> _WHAT YOU WILL DO_
Copy each line below exactly and leave the pictures out.

> _TASK INPUT_
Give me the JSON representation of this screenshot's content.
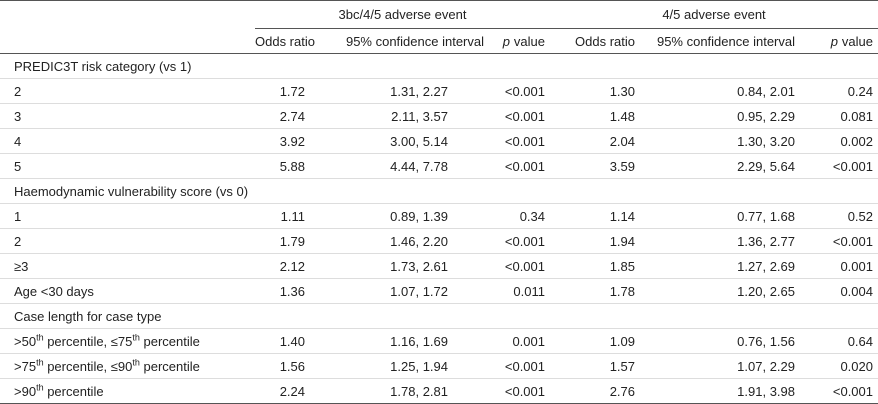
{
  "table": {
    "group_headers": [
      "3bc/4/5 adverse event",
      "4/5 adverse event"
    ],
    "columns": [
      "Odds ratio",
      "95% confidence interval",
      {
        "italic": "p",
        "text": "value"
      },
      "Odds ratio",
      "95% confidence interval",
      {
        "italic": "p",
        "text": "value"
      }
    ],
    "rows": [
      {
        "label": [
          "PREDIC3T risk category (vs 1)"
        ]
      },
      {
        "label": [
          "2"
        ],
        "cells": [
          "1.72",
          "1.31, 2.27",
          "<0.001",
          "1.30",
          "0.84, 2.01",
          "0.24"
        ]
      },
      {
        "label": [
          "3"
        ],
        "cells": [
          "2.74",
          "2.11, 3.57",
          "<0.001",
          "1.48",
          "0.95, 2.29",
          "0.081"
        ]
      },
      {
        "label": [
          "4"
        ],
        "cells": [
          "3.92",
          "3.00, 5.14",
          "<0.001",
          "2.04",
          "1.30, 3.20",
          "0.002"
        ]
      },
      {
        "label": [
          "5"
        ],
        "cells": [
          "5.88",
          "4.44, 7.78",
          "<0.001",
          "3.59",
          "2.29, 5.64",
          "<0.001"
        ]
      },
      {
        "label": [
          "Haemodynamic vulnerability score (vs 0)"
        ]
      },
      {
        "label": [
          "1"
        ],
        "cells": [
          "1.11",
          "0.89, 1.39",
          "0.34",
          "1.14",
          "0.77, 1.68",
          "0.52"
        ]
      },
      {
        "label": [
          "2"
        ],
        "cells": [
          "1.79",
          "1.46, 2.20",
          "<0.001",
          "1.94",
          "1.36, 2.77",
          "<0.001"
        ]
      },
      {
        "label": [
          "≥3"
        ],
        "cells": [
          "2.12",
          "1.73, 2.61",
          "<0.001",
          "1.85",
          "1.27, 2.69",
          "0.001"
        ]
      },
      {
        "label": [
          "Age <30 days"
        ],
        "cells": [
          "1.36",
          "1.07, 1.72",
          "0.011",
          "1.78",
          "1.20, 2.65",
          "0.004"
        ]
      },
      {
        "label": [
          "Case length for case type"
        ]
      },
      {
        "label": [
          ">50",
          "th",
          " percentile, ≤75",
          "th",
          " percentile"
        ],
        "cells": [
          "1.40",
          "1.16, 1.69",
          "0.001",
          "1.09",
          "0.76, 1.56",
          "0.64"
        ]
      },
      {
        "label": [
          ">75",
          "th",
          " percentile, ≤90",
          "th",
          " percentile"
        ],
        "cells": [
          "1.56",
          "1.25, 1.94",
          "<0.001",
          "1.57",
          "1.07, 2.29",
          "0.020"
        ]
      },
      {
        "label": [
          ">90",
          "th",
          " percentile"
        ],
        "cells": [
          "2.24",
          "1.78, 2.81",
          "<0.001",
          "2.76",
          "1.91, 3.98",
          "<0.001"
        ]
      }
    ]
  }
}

> _WRITTEN SOLUTION_
Give me the JSON representation of this screenshot's content.
{
  "table": {
    "group_headers": [
      "3bc/4/5 adverse event",
      "4/5 adverse event"
    ],
    "columns": [
      "Odds ratio",
      "95% confidence interval",
      {
        "italic": "p",
        "text": "value"
      },
      "Odds ratio",
      "95% confidence interval",
      {
        "italic": "p",
        "text": "value"
      }
    ],
    "rows": [
      {
        "label": [
          "PREDIC3T risk category (vs 1)"
        ]
      },
      {
        "label": [
          "2"
        ],
        "cells": [
          "1.72",
          "1.31, 2.27",
          "<0.001",
          "1.30",
          "0.84, 2.01",
          "0.24"
        ]
      },
      {
        "label": [
          "3"
        ],
        "cells": [
          "2.74",
          "2.11, 3.57",
          "<0.001",
          "1.48",
          "0.95, 2.29",
          "0.081"
        ]
      },
      {
        "label": [
          "4"
        ],
        "cells": [
          "3.92",
          "3.00, 5.14",
          "<0.001",
          "2.04",
          "1.30, 3.20",
          "0.002"
        ]
      },
      {
        "label": [
          "5"
        ],
        "cells": [
          "5.88",
          "4.44, 7.78",
          "<0.001",
          "3.59",
          "2.29, 5.64",
          "<0.001"
        ]
      },
      {
        "label": [
          "Haemodynamic vulnerability score (vs 0)"
        ]
      },
      {
        "label": [
          "1"
        ],
        "cells": [
          "1.11",
          "0.89, 1.39",
          "0.34",
          "1.14",
          "0.77, 1.68",
          "0.52"
        ]
      },
      {
        "label": [
          "2"
        ],
        "cells": [
          "1.79",
          "1.46, 2.20",
          "<0.001",
          "1.94",
          "1.36, 2.77",
          "<0.001"
        ]
      },
      {
        "label": [
          "≥3"
        ],
        "cells": [
          "2.12",
          "1.73, 2.61",
          "<0.001",
          "1.85",
          "1.27, 2.69",
          "0.001"
        ]
      },
      {
        "label": [
          "Age <30 days"
        ],
        "cells": [
          "1.36",
          "1.07, 1.72",
          "0.011",
          "1.78",
          "1.20, 2.65",
          "0.004"
        ]
      },
      {
        "label": [
          "Case length for case type"
        ]
      },
      {
        "label": [
          ">50",
          "th",
          " percentile, ≤75",
          "th",
          " percentile"
        ],
        "cells": [
          "1.40",
          "1.16, 1.69",
          "0.001",
          "1.09",
          "0.76, 1.56",
          "0.64"
        ]
      },
      {
        "label": [
          ">75",
          "th",
          " percentile, ≤90",
          "th",
          " percentile"
        ],
        "cells": [
          "1.56",
          "1.25, 1.94",
          "<0.001",
          "1.57",
          "1.07, 2.29",
          "0.020"
        ]
      },
      {
        "label": [
          ">90",
          "th",
          " percentile"
        ],
        "cells": [
          "2.24",
          "1.78, 2.81",
          "<0.001",
          "2.76",
          "1.91, 3.98",
          "<0.001"
        ]
      }
    ]
  }
}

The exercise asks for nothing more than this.